Check every line of the material below for "million". Give the number of lines that have it, and only that.

☆ ☆ ☆

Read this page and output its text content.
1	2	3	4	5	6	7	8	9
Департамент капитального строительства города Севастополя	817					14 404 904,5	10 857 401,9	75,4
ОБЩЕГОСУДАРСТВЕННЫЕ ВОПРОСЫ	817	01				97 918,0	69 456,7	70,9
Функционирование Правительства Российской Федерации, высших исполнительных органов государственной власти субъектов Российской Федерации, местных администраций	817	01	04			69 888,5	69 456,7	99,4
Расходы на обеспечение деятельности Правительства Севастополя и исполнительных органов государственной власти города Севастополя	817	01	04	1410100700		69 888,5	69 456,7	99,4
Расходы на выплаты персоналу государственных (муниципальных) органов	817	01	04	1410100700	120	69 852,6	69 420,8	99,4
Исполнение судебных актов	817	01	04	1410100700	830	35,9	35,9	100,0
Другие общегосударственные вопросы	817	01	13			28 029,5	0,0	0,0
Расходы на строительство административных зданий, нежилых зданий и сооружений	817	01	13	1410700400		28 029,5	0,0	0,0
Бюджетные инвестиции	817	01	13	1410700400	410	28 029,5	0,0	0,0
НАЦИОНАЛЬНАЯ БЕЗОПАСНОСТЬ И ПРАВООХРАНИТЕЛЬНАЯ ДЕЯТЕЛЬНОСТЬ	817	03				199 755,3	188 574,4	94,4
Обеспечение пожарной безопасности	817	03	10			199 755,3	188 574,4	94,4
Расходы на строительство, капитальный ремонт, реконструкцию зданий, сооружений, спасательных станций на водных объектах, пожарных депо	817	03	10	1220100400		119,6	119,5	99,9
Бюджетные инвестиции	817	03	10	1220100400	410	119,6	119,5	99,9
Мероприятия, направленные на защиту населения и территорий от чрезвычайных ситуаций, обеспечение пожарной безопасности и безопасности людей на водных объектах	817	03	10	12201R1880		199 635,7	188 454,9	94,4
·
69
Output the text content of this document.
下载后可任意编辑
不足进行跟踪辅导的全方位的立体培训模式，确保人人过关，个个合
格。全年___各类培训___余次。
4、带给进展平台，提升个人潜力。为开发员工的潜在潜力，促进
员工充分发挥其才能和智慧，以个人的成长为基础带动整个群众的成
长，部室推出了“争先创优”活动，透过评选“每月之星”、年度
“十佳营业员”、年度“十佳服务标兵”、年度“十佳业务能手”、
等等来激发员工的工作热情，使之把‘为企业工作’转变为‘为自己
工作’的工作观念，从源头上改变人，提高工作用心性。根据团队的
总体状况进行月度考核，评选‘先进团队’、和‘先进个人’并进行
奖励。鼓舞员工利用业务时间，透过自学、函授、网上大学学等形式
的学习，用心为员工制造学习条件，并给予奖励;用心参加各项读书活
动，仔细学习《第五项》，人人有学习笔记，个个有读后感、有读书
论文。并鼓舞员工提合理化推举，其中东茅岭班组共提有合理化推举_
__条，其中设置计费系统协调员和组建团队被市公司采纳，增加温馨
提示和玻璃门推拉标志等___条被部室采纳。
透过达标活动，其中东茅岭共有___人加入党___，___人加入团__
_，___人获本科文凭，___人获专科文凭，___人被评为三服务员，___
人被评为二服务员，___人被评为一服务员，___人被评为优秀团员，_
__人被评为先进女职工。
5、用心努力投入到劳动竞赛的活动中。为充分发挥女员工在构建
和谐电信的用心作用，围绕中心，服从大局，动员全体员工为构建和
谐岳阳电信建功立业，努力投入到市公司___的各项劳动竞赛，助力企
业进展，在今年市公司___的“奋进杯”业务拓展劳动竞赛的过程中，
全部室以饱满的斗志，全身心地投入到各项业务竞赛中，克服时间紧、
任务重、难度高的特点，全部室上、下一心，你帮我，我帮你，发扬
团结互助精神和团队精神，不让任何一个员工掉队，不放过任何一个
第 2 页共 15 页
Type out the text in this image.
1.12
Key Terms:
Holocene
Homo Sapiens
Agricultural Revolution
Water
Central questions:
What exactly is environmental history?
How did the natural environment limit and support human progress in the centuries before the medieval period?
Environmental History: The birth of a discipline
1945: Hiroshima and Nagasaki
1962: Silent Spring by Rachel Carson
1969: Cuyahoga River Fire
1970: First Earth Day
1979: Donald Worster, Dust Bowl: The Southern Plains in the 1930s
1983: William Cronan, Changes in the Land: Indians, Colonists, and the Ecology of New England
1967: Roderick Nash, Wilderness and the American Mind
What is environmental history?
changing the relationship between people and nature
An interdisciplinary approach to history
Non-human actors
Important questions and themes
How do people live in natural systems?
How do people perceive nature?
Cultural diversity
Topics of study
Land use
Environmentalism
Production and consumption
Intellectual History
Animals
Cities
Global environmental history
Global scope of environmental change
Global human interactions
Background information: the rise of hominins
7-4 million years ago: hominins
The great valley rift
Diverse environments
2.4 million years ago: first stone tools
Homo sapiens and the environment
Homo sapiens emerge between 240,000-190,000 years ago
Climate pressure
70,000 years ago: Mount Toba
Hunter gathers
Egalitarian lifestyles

☆ ☆ ☆

Exercise solution → 2